**Exercise task:** Find each line with the string "text" and copy it.

**Data supplied:**
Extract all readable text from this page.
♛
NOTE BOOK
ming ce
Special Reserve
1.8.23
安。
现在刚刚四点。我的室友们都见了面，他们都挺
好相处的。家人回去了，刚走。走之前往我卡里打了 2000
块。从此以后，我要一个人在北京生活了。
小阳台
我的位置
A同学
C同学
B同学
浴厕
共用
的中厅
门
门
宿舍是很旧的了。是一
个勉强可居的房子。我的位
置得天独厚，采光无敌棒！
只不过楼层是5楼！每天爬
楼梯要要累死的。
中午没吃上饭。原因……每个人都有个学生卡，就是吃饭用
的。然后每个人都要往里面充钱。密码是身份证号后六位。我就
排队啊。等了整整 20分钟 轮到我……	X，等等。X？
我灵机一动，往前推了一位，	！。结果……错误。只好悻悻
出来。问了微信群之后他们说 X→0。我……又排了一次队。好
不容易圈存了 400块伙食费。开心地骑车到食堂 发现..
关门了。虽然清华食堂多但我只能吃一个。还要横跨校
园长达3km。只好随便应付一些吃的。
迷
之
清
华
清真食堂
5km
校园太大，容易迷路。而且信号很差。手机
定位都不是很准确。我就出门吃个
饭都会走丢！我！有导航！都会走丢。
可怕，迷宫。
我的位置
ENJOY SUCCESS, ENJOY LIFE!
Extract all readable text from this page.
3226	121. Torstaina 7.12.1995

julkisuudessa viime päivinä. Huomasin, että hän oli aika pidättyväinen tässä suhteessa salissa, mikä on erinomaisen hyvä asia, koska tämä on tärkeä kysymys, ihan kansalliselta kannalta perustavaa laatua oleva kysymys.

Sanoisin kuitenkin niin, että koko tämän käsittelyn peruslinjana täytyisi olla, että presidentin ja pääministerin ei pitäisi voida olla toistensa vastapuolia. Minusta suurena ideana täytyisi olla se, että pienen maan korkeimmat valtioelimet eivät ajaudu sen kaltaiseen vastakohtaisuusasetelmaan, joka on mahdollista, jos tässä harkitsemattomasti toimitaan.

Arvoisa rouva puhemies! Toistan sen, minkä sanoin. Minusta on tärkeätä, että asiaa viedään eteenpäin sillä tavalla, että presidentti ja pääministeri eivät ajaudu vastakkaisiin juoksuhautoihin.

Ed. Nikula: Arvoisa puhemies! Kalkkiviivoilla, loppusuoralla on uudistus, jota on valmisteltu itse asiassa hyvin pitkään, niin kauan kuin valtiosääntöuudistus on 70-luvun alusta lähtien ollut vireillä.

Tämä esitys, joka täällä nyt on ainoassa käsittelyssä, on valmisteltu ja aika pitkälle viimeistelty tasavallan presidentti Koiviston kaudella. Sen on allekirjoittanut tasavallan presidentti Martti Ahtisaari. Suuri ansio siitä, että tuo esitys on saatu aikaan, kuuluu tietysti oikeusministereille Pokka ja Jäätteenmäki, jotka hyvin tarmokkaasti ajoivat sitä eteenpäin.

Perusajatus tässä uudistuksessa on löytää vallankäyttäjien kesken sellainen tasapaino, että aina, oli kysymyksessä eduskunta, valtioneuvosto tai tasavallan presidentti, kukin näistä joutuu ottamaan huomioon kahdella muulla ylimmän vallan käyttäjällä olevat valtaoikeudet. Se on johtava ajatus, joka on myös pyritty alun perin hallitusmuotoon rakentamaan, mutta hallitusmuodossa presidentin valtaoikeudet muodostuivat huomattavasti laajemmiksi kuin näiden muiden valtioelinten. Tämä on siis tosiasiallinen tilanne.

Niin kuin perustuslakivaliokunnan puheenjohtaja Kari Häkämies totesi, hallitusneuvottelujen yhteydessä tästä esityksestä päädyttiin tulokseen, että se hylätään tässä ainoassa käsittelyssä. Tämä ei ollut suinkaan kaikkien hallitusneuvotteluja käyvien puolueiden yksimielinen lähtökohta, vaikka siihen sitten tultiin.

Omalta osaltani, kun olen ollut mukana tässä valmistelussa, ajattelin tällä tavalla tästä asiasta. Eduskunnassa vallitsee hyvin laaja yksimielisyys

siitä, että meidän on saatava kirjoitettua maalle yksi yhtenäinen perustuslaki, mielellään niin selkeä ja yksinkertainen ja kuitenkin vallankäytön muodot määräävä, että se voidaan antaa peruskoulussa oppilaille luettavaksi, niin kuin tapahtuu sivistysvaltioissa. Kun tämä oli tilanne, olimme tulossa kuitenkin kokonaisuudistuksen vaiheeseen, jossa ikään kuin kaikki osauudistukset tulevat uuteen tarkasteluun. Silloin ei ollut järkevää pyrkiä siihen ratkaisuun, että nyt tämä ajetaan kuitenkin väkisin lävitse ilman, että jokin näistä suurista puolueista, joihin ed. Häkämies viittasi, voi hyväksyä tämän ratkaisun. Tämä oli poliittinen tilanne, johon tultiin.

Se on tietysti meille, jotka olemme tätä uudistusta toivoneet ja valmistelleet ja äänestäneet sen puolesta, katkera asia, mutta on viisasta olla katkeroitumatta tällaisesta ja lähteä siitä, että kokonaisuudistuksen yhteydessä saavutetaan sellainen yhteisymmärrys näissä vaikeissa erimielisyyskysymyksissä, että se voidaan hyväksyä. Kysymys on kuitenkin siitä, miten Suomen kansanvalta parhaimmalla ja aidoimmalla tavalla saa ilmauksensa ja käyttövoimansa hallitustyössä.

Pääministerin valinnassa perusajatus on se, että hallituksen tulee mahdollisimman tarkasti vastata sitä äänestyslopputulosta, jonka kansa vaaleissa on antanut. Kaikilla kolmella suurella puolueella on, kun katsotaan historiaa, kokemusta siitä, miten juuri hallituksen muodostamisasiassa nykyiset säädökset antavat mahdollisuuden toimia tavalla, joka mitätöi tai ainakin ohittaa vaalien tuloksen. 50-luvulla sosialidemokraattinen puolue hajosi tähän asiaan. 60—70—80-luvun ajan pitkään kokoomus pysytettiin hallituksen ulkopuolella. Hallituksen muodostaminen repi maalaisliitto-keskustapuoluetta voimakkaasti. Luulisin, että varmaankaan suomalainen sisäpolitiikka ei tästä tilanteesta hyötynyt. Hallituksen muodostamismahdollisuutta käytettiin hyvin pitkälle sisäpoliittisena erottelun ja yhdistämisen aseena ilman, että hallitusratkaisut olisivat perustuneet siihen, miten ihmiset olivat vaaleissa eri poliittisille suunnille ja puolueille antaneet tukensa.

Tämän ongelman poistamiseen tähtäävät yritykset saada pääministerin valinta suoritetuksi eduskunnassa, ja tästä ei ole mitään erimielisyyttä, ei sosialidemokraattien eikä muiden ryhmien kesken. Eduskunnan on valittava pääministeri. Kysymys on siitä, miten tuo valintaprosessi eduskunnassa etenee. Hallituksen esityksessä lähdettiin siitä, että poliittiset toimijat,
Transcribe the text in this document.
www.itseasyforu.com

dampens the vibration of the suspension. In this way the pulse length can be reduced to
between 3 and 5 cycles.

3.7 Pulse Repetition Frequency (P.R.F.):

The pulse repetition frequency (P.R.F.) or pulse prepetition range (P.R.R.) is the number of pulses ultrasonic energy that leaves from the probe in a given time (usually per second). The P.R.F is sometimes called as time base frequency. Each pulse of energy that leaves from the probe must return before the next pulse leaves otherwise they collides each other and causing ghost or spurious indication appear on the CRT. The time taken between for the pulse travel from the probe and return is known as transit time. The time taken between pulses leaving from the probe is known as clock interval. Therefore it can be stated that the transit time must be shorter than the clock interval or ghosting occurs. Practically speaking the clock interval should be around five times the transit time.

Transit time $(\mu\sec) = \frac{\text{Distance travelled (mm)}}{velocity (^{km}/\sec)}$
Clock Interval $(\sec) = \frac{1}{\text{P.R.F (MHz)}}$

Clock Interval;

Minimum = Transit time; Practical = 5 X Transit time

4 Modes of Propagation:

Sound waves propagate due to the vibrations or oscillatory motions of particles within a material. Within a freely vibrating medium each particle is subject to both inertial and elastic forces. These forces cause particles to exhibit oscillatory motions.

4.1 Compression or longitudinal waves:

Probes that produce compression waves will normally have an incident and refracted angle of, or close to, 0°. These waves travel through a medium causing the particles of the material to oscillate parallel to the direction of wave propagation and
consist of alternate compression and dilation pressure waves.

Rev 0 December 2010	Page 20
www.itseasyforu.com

**Written response:**
Extract all readable text from this page.
Extract all readable text from this page.
Transcribe the text in this document.
Transit time $(\mu\sec) = \frac{\text{Distance travelled (mm)}}{velocity (^{km}/\sec)}$
Clock Interval $(\sec) = \frac{1}{\text{P.R.F (MHz)}}$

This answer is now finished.